[Records]
= = = =

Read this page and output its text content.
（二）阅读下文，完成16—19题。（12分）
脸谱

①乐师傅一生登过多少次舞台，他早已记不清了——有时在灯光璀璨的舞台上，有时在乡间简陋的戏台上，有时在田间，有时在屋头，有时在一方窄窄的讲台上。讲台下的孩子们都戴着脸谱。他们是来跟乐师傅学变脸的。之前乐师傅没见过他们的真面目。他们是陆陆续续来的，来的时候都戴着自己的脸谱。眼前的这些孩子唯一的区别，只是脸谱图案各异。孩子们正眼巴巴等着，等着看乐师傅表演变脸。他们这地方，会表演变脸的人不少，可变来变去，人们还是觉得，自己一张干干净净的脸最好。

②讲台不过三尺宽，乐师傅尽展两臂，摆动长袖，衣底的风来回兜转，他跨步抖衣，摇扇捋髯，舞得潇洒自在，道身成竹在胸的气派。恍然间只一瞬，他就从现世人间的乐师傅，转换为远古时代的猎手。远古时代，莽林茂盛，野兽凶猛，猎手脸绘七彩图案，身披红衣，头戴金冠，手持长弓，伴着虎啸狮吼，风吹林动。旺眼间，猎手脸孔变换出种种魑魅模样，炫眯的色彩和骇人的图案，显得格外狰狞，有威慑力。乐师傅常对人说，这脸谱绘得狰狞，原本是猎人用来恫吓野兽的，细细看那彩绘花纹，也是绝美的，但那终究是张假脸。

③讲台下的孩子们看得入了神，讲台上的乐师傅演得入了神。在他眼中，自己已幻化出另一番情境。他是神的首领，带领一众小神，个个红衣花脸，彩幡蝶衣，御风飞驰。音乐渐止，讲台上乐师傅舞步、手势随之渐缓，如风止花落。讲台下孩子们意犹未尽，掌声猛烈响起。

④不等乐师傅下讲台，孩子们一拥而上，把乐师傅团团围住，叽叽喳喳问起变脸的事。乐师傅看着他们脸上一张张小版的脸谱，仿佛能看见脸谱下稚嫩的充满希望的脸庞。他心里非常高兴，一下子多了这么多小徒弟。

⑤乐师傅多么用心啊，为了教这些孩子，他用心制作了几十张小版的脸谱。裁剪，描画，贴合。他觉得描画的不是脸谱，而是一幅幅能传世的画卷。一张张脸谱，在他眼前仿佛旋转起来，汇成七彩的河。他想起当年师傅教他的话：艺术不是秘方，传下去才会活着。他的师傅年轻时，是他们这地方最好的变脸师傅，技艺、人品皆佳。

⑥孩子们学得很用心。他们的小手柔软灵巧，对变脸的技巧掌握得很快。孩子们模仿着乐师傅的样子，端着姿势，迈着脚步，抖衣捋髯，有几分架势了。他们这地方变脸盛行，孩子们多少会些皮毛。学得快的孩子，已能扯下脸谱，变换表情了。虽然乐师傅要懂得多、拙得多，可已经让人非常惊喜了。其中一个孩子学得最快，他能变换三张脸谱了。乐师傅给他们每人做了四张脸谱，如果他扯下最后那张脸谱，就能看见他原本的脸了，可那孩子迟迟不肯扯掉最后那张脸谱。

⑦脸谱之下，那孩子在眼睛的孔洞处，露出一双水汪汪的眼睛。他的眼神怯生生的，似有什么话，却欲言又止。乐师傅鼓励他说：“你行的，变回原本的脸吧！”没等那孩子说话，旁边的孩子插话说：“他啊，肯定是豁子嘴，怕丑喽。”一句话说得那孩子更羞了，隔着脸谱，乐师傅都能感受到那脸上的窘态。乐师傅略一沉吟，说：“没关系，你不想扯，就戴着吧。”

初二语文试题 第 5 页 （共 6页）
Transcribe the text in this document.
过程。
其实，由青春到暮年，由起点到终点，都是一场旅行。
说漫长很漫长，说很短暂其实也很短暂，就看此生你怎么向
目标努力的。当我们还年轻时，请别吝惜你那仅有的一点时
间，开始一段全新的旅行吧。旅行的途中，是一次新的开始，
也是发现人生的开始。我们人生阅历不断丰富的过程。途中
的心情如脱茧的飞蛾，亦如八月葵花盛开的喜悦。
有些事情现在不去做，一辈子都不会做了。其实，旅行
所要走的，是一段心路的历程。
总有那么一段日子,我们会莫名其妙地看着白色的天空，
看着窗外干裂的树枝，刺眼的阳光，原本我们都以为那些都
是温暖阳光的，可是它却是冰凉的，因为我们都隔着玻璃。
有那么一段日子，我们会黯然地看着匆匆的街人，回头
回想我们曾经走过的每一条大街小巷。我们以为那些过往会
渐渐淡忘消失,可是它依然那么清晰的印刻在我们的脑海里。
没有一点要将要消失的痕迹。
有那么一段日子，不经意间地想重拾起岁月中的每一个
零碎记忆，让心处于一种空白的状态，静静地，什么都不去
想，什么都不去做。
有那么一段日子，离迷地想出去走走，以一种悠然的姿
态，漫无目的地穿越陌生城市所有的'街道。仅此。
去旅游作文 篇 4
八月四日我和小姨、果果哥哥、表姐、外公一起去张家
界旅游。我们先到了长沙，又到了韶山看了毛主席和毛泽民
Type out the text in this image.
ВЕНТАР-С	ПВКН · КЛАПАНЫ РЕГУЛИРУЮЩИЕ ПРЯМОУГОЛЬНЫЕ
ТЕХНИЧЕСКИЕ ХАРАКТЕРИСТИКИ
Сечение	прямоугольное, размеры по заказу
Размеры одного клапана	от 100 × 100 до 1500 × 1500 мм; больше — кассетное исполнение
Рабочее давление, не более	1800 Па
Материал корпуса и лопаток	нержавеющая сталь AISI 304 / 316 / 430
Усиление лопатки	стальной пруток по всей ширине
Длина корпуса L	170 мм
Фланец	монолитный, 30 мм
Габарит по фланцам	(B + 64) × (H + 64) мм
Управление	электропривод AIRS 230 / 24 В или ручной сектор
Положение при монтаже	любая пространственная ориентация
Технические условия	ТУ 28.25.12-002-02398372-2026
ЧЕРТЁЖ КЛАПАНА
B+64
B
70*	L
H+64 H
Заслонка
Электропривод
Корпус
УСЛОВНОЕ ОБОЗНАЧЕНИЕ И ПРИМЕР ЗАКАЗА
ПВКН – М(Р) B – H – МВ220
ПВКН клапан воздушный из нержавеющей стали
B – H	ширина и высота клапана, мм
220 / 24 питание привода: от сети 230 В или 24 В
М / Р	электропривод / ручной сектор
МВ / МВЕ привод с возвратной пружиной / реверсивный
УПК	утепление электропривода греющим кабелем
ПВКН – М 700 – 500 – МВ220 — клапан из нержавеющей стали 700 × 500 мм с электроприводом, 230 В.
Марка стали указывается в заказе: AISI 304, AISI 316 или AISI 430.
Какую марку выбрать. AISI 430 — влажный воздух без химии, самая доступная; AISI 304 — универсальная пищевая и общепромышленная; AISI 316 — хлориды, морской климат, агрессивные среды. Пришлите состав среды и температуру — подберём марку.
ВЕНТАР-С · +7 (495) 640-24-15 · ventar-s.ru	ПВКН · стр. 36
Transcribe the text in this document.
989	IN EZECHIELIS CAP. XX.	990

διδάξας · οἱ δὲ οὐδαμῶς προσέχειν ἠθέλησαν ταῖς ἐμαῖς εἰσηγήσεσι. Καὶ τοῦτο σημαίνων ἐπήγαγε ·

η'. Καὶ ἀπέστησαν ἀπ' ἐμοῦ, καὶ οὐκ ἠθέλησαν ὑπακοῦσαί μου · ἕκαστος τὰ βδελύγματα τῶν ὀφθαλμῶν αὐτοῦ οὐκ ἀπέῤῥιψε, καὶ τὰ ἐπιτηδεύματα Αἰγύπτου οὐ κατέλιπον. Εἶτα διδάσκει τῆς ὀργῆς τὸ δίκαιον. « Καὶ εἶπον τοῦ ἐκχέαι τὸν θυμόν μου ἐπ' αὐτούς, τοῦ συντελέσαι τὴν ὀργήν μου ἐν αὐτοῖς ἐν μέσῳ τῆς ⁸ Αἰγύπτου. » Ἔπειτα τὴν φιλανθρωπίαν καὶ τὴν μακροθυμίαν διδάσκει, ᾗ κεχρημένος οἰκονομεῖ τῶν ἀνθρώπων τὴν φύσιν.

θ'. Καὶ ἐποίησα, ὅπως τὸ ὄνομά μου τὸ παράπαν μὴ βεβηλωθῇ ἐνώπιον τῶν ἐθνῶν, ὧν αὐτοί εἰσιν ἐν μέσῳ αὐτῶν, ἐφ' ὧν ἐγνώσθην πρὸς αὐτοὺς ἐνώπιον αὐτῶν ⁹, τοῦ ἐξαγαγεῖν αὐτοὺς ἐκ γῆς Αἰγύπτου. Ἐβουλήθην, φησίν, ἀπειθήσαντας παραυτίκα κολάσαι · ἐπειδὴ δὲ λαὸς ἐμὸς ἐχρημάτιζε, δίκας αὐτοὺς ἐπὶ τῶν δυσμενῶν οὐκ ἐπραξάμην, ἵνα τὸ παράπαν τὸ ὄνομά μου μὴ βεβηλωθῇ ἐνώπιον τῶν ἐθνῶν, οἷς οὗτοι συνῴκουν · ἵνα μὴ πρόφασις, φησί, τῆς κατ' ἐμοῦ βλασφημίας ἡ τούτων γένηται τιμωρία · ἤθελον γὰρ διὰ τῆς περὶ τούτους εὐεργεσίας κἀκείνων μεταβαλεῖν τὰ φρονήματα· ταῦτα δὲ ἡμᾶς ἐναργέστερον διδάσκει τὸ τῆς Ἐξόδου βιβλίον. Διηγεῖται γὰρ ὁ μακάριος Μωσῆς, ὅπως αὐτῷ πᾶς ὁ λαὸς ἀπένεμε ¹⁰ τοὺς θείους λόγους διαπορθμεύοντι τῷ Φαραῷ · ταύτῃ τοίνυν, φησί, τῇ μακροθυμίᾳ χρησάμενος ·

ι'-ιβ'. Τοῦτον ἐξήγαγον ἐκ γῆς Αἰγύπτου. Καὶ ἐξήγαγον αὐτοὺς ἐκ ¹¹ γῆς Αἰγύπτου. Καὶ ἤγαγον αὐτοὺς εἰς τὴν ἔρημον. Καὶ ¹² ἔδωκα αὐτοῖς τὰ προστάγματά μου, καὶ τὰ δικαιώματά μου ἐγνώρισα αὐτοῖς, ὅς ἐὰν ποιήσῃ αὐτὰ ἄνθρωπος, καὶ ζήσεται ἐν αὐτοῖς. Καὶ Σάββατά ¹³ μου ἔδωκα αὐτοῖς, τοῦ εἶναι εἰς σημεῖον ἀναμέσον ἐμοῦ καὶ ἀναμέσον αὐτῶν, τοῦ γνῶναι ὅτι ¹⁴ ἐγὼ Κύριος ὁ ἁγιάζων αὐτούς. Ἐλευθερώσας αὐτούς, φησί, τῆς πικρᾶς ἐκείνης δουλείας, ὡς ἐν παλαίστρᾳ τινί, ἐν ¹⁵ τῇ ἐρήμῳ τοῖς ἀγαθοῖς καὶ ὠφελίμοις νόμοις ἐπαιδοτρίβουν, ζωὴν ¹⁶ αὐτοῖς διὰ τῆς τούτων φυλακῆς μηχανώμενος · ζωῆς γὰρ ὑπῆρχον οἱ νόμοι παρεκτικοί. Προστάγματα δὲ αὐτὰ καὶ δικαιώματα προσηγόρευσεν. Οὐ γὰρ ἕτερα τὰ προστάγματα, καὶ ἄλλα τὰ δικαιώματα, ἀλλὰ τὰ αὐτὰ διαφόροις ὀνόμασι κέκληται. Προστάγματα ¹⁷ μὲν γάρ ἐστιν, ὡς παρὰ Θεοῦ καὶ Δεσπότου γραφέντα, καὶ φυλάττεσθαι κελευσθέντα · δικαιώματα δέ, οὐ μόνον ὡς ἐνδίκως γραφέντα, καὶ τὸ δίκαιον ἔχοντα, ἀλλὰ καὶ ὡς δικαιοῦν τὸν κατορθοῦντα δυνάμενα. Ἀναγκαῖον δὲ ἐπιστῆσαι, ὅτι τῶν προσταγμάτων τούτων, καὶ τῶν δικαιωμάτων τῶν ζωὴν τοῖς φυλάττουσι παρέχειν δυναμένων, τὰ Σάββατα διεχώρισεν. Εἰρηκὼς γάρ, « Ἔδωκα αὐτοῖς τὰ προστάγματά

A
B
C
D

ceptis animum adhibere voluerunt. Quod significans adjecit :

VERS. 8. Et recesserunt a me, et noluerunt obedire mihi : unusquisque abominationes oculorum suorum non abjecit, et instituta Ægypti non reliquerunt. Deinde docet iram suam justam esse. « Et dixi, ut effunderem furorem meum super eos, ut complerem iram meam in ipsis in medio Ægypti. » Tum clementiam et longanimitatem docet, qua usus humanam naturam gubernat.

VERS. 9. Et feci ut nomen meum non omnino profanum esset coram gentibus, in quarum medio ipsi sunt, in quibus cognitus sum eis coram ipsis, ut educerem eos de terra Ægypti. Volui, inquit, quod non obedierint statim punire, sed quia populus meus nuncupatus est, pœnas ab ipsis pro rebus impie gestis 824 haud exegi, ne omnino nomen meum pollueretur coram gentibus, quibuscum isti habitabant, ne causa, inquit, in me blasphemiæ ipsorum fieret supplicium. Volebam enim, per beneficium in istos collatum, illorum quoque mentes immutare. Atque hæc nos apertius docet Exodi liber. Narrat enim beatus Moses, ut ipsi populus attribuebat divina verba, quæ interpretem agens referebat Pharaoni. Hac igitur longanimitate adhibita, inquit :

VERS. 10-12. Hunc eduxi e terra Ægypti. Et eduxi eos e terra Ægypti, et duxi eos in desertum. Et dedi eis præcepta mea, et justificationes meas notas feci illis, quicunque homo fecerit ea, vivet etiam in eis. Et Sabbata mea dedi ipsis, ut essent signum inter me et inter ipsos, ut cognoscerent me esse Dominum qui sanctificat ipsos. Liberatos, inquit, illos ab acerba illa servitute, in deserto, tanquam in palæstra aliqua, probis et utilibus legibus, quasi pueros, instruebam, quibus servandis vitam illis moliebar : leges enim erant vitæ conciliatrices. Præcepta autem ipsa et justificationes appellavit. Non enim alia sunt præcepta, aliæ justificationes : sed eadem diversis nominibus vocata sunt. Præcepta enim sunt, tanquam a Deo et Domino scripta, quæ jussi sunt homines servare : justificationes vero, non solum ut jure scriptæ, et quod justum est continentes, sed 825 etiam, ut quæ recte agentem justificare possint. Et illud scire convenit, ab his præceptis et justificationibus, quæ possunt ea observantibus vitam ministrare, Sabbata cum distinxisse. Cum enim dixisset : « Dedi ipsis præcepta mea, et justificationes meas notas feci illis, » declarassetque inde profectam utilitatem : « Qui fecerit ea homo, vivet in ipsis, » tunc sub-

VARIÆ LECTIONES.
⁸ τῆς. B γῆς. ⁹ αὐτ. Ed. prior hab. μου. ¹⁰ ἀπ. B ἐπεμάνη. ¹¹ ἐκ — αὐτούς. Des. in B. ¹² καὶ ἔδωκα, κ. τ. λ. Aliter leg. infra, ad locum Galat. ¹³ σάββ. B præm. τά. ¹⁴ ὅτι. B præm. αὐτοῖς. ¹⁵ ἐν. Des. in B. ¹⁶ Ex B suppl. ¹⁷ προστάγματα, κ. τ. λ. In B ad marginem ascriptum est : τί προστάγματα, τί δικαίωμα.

= = = =

TASK TO COMPLETE –
Extract every line containing the string "text" from the data above.

IN RESPONSE –
Read this page and output its text content.
Transcribe the text in this document.
Type out the text in this image.
Transcribe the text in this document.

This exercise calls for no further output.